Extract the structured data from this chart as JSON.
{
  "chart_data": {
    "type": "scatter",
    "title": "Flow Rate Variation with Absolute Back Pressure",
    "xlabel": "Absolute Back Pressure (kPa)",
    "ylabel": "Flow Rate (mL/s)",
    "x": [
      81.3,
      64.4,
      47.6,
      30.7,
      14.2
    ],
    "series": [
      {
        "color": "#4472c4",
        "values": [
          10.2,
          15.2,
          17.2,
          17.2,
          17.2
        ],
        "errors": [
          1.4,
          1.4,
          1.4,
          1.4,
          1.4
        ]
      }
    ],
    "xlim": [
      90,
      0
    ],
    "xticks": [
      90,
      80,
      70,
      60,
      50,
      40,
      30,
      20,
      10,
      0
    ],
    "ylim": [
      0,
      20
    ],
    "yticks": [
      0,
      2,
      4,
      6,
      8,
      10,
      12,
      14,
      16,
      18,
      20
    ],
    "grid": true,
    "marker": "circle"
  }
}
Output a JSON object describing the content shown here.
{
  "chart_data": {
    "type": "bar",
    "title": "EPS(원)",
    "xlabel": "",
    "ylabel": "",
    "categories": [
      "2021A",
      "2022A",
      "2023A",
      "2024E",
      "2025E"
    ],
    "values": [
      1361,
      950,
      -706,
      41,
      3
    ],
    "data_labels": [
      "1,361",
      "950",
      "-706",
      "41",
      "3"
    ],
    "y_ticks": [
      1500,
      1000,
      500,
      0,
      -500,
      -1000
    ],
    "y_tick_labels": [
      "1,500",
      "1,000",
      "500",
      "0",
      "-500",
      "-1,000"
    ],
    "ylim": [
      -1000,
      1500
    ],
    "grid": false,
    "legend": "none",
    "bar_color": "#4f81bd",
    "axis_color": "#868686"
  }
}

**Exercise task**
Return all of the data word for word.

**Solved problem**
Extract the structured data from this chart as JSON.
{
  "chart_data": {
    "type": "scatter",
    "title": "Flow Rate Variation with Absolute Back Pressure",
    "xlabel": "Absolute Back Pressure (kPa)",
    "ylabel": "Flow Rate (mL/s)",
    "x": [
      81.3,
      64.4,
      47.6,
      30.7,
      14.2
    ],
    "series": [
      {
        "color": "#4472c4",
        "values": [
          10.2,
          15.2,
          17.2,
          17.2,
          17.2
        ],
        "errors": [
          1.4,
          1.4,
          1.4,
          1.4,
          1.4
        ]
      }
    ],
    "xlim": [
      90,
      0
    ],
    "xticks": [
      90,
      80,
      70,
      60,
      50,
      40,
      30,
      20,
      10,
      0
    ],
    "ylim": [
      0,
      20
    ],
    "yticks": [
      0,
      2,
      4,
      6,
      8,
      10,
      12,
      14,
      16,
      18,
      20
    ],
    "grid": true,
    "marker": "circle"
  }
}
Output a JSON object describing the content shown here.
{
  "chart_data": {
    "type": "bar",
    "title": "EPS(원)",
    "xlabel": "",
    "ylabel": "",
    "categories": [
      "2021A",
      "2022A",
      "2023A",
      "2024E",
      "2025E"
    ],
    "values": [
      1361,
      950,
      -706,
      41,
      3
    ],
    "data_labels": [
      "1,361",
      "950",
      "-706",
      "41",
      "3"
    ],
    "y_ticks": [
      1500,
      1000,
      500,
      0,
      -500,
      -1000
    ],
    "y_tick_labels": [
      "1,500",
      "1,000",
      "500",
      "0",
      "-500",
      "-1,000"
    ],
    "ylim": [
      -1000,
      1500
    ],
    "grid": false,
    "legend": "none",
    "bar_color": "#4f81bd",
    "axis_color": "#868686"
  }
}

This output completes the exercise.